* begin *

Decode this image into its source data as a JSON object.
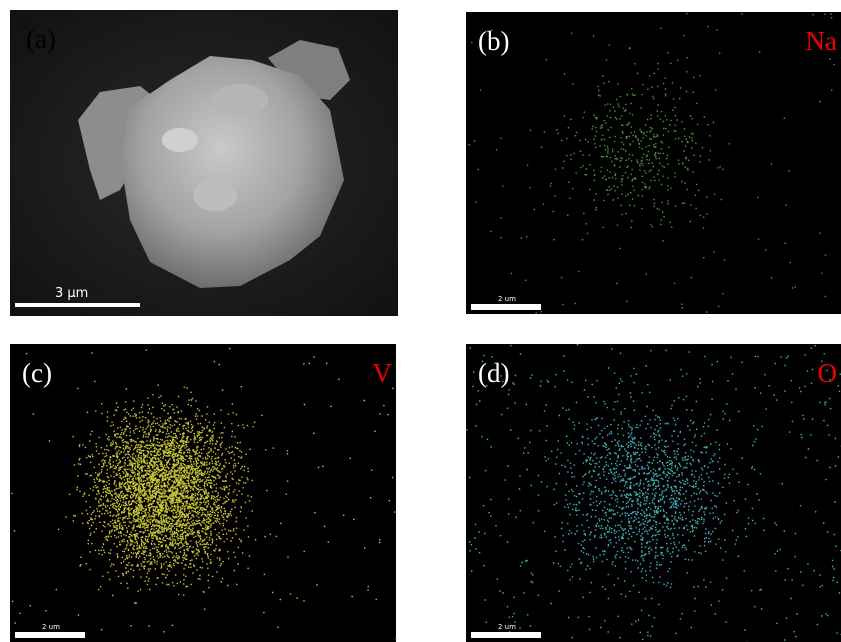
{
  "panels": [
    {
      "label": "(a)",
      "scale_bar": "3 μm"
    },
    {
      "label": "(b)",
      "element": "Na",
      "scale_bar": "2 um"
    },
    {
      "label": "(c)",
      "element": "V",
      "scale_bar": "2 um"
    },
    {
      "label": "(d)",
      "element": "O",
      "scale_bar": "2 um"
    }
  ]
}
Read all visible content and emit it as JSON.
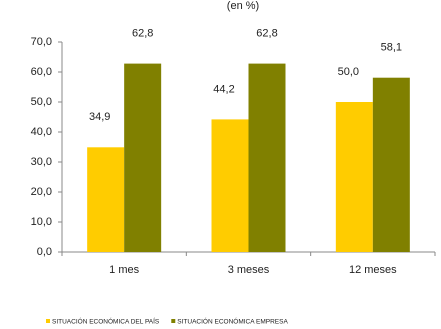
{
  "chart_data": {
    "type": "bar",
    "title": "(en %)",
    "categories": [
      "1 mes",
      "3 meses",
      "12 meses"
    ],
    "series": [
      {
        "name": "SITUACIÓN ECONÓMICA DEL PAÍS",
        "color": "#ffcc00",
        "values": [
          34.9,
          44.2,
          50.0
        ],
        "value_labels": [
          "34,9",
          "44,2",
          "50,0"
        ]
      },
      {
        "name": "SITUACIÓN ECONÓMICA EMPRESA",
        "color": "#808000",
        "values": [
          62.8,
          62.8,
          58.1
        ],
        "value_labels": [
          "62,8",
          "62,8",
          "58,1"
        ]
      }
    ],
    "ylim": [
      0,
      70
    ],
    "yticks": [
      {
        "value": 0,
        "label": "0,0"
      },
      {
        "value": 10,
        "label": "10,0"
      },
      {
        "value": 20,
        "label": "20,0"
      },
      {
        "value": 30,
        "label": "30,0"
      },
      {
        "value": 40,
        "label": "40,0"
      },
      {
        "value": 50,
        "label": "50,0"
      },
      {
        "value": 60,
        "label": "60,0"
      },
      {
        "value": 70,
        "label": "70,0"
      }
    ],
    "grid": false,
    "legend": "bottom"
  }
}
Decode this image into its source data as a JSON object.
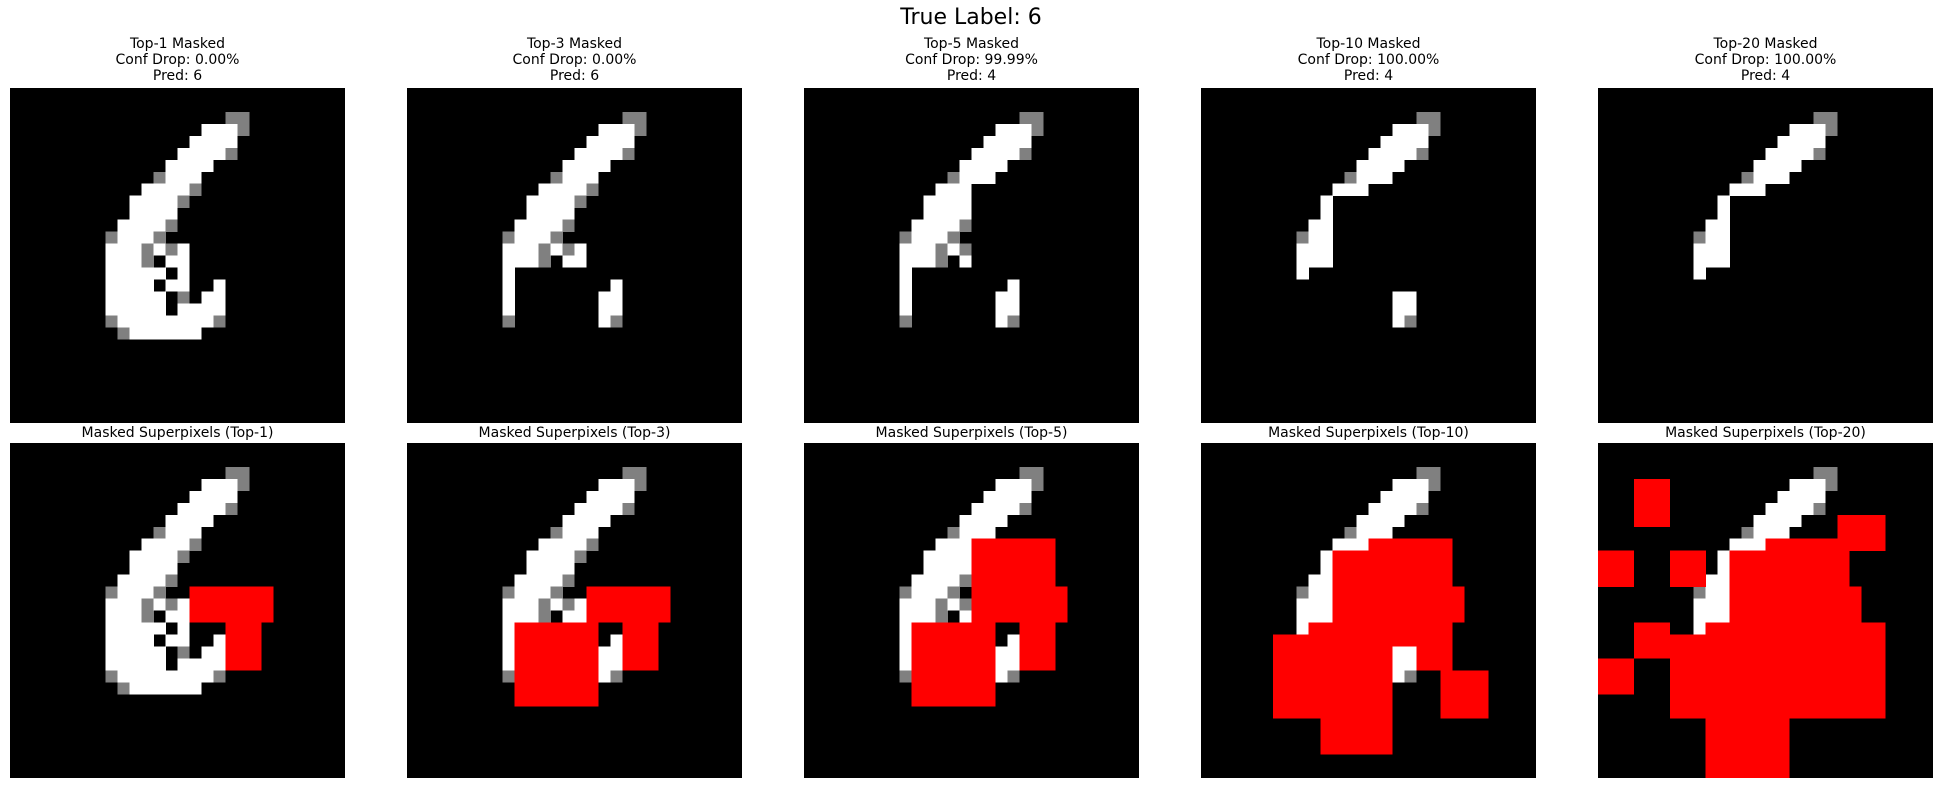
{
  "figure": {
    "title": "True Label: 6",
    "columns": [
      {
        "top_title": [
          "Top-1 Masked",
          "Conf Drop: 0.00%",
          "Pred: 6"
        ],
        "bottom_title": "Masked Superpixels (Top-1)"
      },
      {
        "top_title": [
          "Top-3 Masked",
          "Conf Drop: 0.00%",
          "Pred: 6"
        ],
        "bottom_title": "Masked Superpixels (Top-3)"
      },
      {
        "top_title": [
          "Top-5 Masked",
          "Conf Drop: 99.99%",
          "Pred: 4"
        ],
        "bottom_title": "Masked Superpixels (Top-5)"
      },
      {
        "top_title": [
          "Top-10 Masked",
          "Conf Drop: 100.00%",
          "Pred: 4"
        ],
        "bottom_title": "Masked Superpixels (Top-10)"
      },
      {
        "top_title": [
          "Top-20 Masked",
          "Conf Drop: 100.00%",
          "Pred: 4"
        ],
        "bottom_title": "Masked Superpixels (Top-20)"
      }
    ]
  },
  "colors": {
    "background": "#000000",
    "digit": "#ffffff",
    "mask": "#ff0000",
    "gray": "#808080"
  }
}
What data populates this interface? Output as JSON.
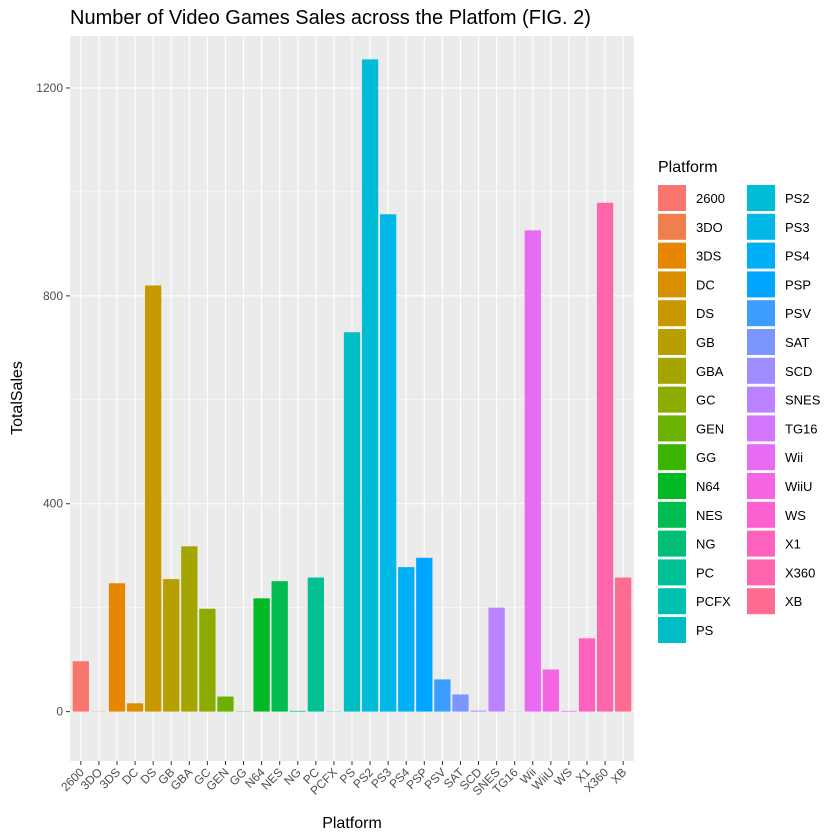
{
  "chart_data": {
    "type": "bar",
    "title": "Number of Video Games Sales across the Platfom (FIG. 2)",
    "xlabel": "Platform",
    "ylabel": "TotalSales",
    "ylim": [
      -95,
      1300
    ],
    "yticks": [
      0,
      400,
      800,
      1200
    ],
    "grid": true,
    "legend_position": "right",
    "legend_title": "Platform",
    "categories": [
      "2600",
      "3DO",
      "3DS",
      "DC",
      "DS",
      "GB",
      "GBA",
      "GC",
      "GEN",
      "GG",
      "N64",
      "NES",
      "NG",
      "PC",
      "PCFX",
      "PS",
      "PS2",
      "PS3",
      "PS4",
      "PSP",
      "PSV",
      "SAT",
      "SCD",
      "SNES",
      "TG16",
      "Wii",
      "WiiU",
      "WS",
      "X1",
      "X360",
      "XB"
    ],
    "values": [
      97,
      0.1,
      247,
      16,
      820,
      255,
      318,
      198,
      29,
      0.04,
      218,
      251,
      1.4,
      258,
      0.03,
      730,
      1255,
      957,
      278,
      296,
      62,
      33,
      1.9,
      200,
      0.2,
      926,
      81,
      1.4,
      141,
      979,
      258
    ],
    "colors": [
      "#F8766D",
      "#F07F4B",
      "#E58700",
      "#D89000",
      "#C99800",
      "#B79F00",
      "#A3A500",
      "#8BAB00",
      "#6BB100",
      "#3AB400",
      "#00B925",
      "#00BC51",
      "#00BF74",
      "#00C094",
      "#00C1AF",
      "#00BFC4",
      "#00BCD7",
      "#00B8E7",
      "#00B0F6",
      "#00A5FF",
      "#3D9CFF",
      "#7997FF",
      "#9F8CFF",
      "#BB83FF",
      "#D378FE",
      "#E76BF3",
      "#F564E3",
      "#FD61D1",
      "#FF61BE",
      "#FF65AA",
      "#FF6C90"
    ]
  }
}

* end *

Given exercise:
Identify all lines where the word "JSON" shows up. Copy them.

Solution:
Decode this image into its source data as a JSON object.
Read all visible content and emit it as JSON.
Decode this image into its source data as a JSON object.
What data populates this interface? Output as JSON.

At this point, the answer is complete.